Your objective: Each line in the entries below that holds the string "which" is to be listed.

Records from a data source
- - - - -

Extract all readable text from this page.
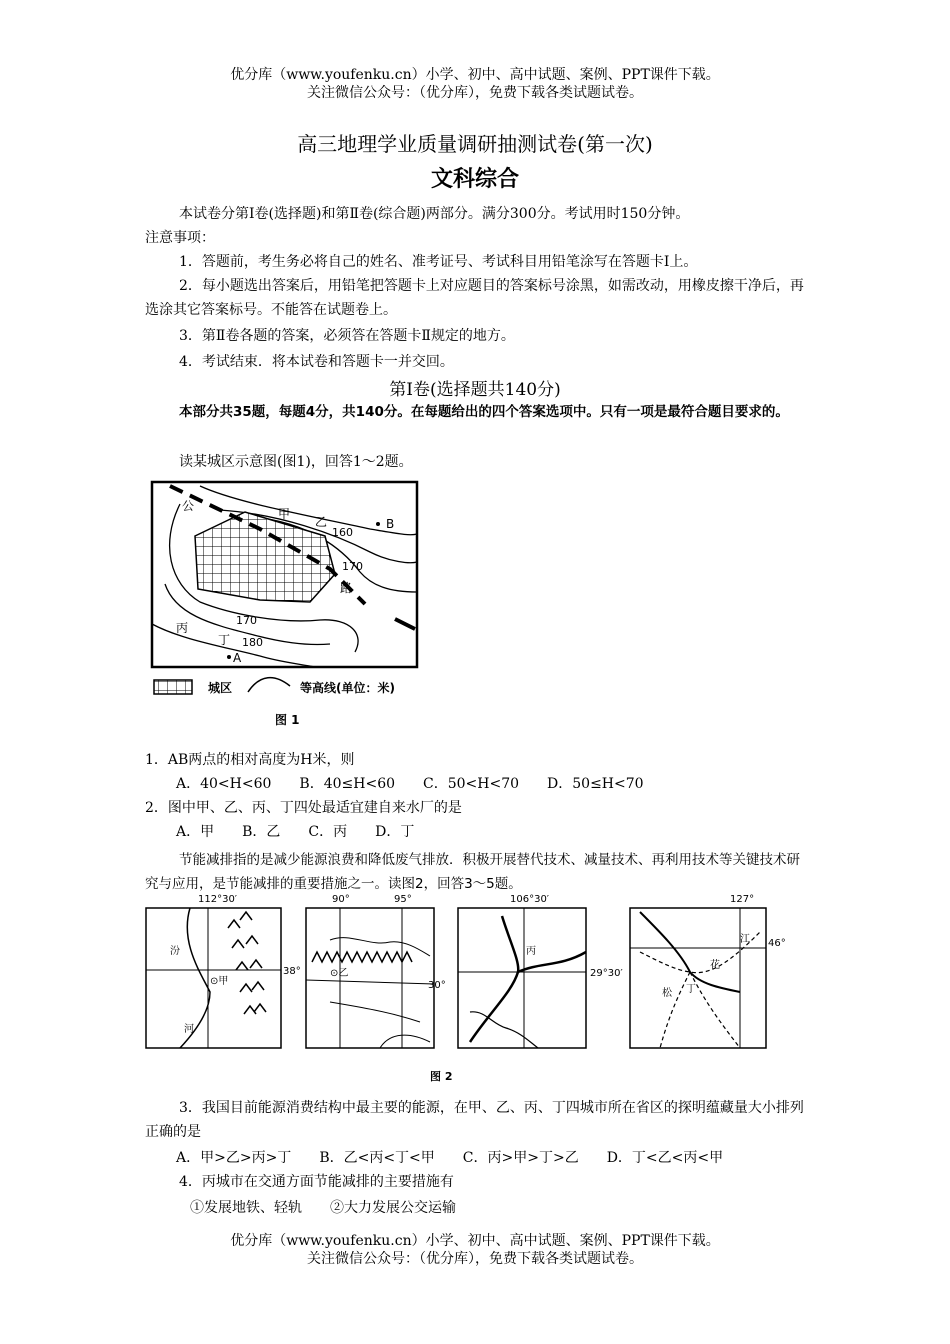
优分库（www.youfenku.cn）小学、初中、高中试题、案例、PPT课件下载。
关注微信公众号：（优分库），免费下载各类试题试卷。
高三地理学业质量调研抽测试卷(第一次)
文科综合
本试卷分第Ⅰ卷(选择题)和第Ⅱ卷(综合题)两部分。满分300分。考试用时150分钟。
注意事项：
1．答题前，考生务必将自己的姓名、准考证号、考试科目用铅笔涂写在答题卡Ⅰ上。
2．每小题选出答案后，用铅笔把答题卡上对应题目的答案标号涂黑，如需改动，用橡皮擦干净后，再选涂其它答案标号。不能答在试题卷上。
3．第Ⅱ卷各题的答案，必须答在答题卡Ⅱ规定的地方。
4．考试结束．将本试卷和答题卡一并交回。
第Ⅰ卷(选择题共140分)
本部分共35题，每题4分，共140分。在每题给出的四个答案选项中。只有一项是最符合题目要求的。
读某城区示意图(图1)，回答1～2题。
公
路
甲
乙
丙
丁
A
B
160
170
170
180
城区	等高线(单位：米)
图 1
1．AB两点的相对高度为H米，则
A．40<H<60 B．40≤H<60 C．50<H<70 D．50≤H<70
2．图中甲、乙、丙、丁四处最适宜建自来水厂的是
A．甲 B．乙 C．丙 D．丁
节能减排指的是减少能源浪费和降低废气排放．积极开展替代技术、减量技术、再利用技术等关键技术研究与应用，是节能减排的重要措施之一。读图2，回答3～5题。
112°30′
38°
汾
⊙甲
河
90°	95°
30°
⊙乙
106°30′
29°30′
丙
127°
46°
江
花
松 丁
图 2
3．我国目前能源消费结构中最主要的能源，在甲、乙、丙、丁四城市所在省区的探明蕴藏量大小排列正确的是
A．甲>乙>丙>丁 B．乙<丙<丁<甲 C．丙>甲>丁>乙 D．丁<乙<丙<甲
4．丙城市在交通方面节能减排的主要措施有
①发展地铁、轻轨 ②大力发展公交运输
优分库（www.youfenku.cn）小学、初中、高中试题、案例、PPT课件下载。
关注微信公众号：（优分库），免费下载各类试题试卷。
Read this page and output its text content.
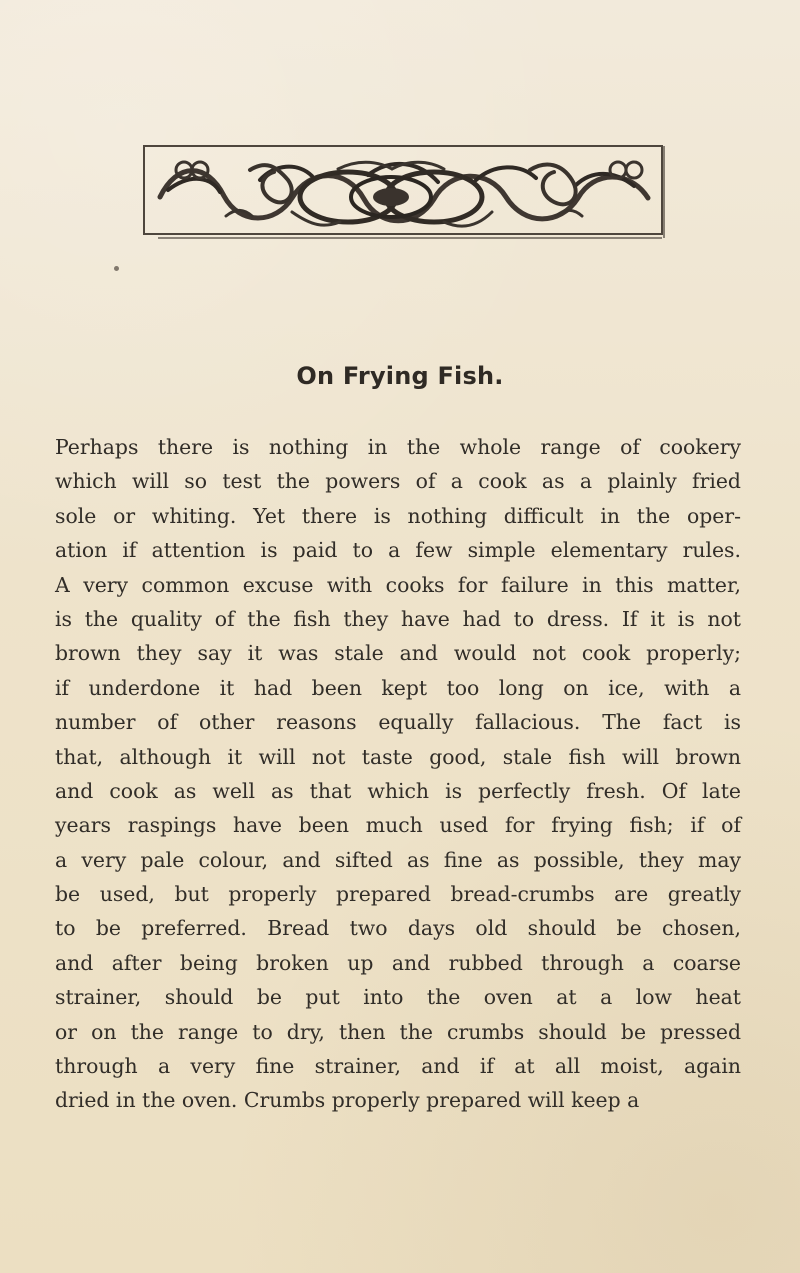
On Frying Fish.
Perhaps there is nothing in the whole range of cookery
which will so test the powers of a cook as a plainly fried
sole or whiting. Yet there is nothing difficult in the oper-
ation if attention is paid to a few simple elementary rules.
A very common excuse with cooks for failure in this matter,
is the quality of the fish they have had to dress. If it is not
brown they say it was stale and would not cook properly;
if underdone it had been kept too long on ice, with a
number of other reasons equally fallacious. The fact is
that, although it will not taste good, stale fish will brown
and cook as well as that which is perfectly fresh. Of late
years raspings have been much used for frying fish; if of
a very pale colour, and sifted as fine as possible, they may
be used, but properly prepared bread-crumbs are greatly
to be preferred. Bread two days old should be chosen,
and after being broken up and rubbed through a coarse
strainer, should be put into the oven at a low heat
or on the range to dry, then the crumbs should be pressed
through a very fine strainer, and if at all moist, again
dried in the oven. Crumbs properly prepared will keep a
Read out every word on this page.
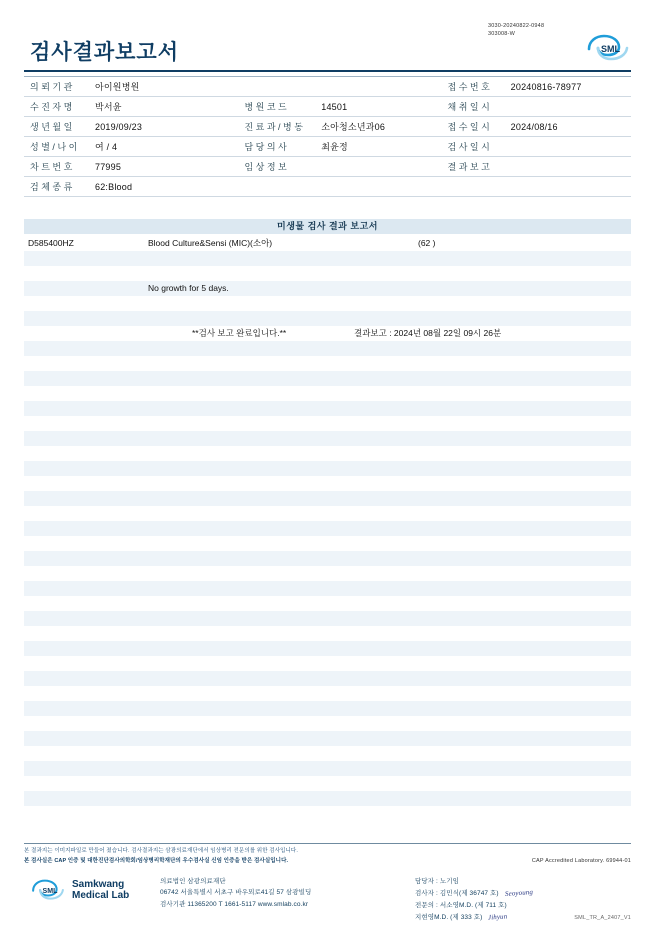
3030-20240822-0948
303008-W
SML
검사결과보고서
의뢰기관	아이원병원			접수번호	20240816-78977
수진자명	박서윤	병원코드	14501	채취일시	
생년월일	2019/09/23	진료과/병동	소아청소년과06	접수일시	2024/08/16
성별/나이	여 / 4	담당의사	최윤정	검사일시	
차트번호	77995	임상정보		결과보고	
검체종류	62:Blood				
미생물 검사 결과 보고서
D585400HZ	Blood Culture&Sensi (MIC)(소아)	(62 )
No growth for 5 days.
**검사 보고 완료입니다.**	결과보고 : 2024년 08월 22일 09시 26분
본 결과지는 이미지파일로 만들어 졌습니다. 검사결과지는 삼광의료재단에서 임상병리 전문의를 위한 검사입니다.
본 검사실은 CAP 인증 및 대한진단검사의학회/임상병리학재단의 우수검사실 신임 인증을 받은 검사실입니다.	CAP Accredited Laboratory. 69944-01
SML
Samkwang
Medical Lab
의료법인 삼광의료재단
06742 서울특별시 서초구 바우뫼로41길 57 삼광빌딩
검사기관 11365200 T 1661-5117 www.smlab.co.kr
담당자 : 노기임
검사자 : 김민식(제 36747 호) Seoyoung
전문의 : 서소영M.D. (제 711 호)
지현영M.D. (제 333 호) Jihyun	SML_TR_A_2407_V1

- - - - -

Answer to the task:
which will so test the powers of a cook as a plainly fried
and cook as well as that which is perfectly fresh. Of late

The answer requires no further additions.